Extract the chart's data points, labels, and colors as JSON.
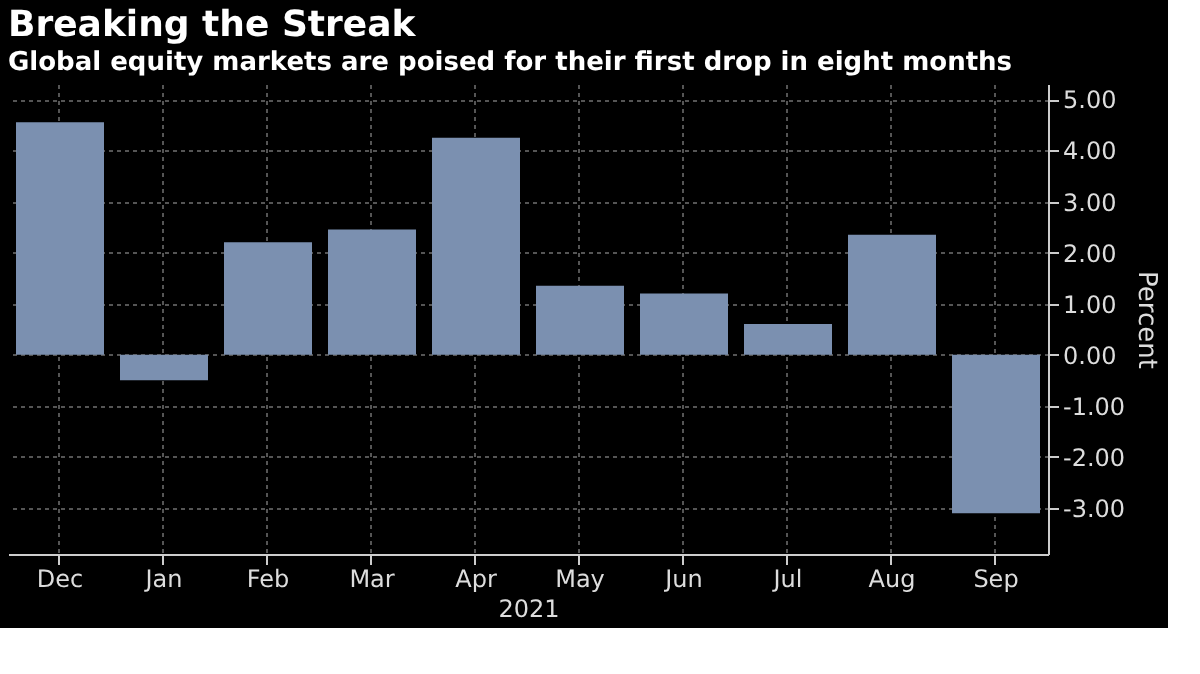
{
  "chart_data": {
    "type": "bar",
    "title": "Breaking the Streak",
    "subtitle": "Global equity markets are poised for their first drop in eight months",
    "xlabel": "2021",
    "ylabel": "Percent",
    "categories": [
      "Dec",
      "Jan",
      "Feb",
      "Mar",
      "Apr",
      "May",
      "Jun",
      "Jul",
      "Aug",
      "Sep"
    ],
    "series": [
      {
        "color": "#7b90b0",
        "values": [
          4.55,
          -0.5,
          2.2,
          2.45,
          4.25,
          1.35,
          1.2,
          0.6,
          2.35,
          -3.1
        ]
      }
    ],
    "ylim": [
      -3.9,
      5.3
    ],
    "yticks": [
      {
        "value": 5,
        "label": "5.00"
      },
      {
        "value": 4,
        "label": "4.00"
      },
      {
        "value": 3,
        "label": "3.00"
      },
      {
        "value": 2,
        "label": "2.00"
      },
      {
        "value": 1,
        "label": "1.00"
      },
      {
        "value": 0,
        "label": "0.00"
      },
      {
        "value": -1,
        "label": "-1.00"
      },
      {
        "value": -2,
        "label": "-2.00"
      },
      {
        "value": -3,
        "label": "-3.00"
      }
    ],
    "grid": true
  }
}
-- -- --
### Request
From the material above, copy everything exactly but the pictures.

### Complete answer
Extract the chart's data points, labels, and colors as JSON.
{
  "chart_data": {
    "type": "bar",
    "title": "Breaking the Streak",
    "subtitle": "Global equity markets are poised for their first drop in eight months",
    "xlabel": "2021",
    "ylabel": "Percent",
    "categories": [
      "Dec",
      "Jan",
      "Feb",
      "Mar",
      "Apr",
      "May",
      "Jun",
      "Jul",
      "Aug",
      "Sep"
    ],
    "series": [
      {
        "color": "#7b90b0",
        "values": [
          4.55,
          -0.5,
          2.2,
          2.45,
          4.25,
          1.35,
          1.2,
          0.6,
          2.35,
          -3.1
        ]
      }
    ],
    "ylim": [
      -3.9,
      5.3
    ],
    "yticks": [
      {
        "value": 5,
        "label": "5.00"
      },
      {
        "value": 4,
        "label": "4.00"
      },
      {
        "value": 3,
        "label": "3.00"
      },
      {
        "value": 2,
        "label": "2.00"
      },
      {
        "value": 1,
        "label": "1.00"
      },
      {
        "value": 0,
        "label": "0.00"
      },
      {
        "value": -1,
        "label": "-1.00"
      },
      {
        "value": -2,
        "label": "-2.00"
      },
      {
        "value": -3,
        "label": "-3.00"
      }
    ],
    "grid": true
  }
}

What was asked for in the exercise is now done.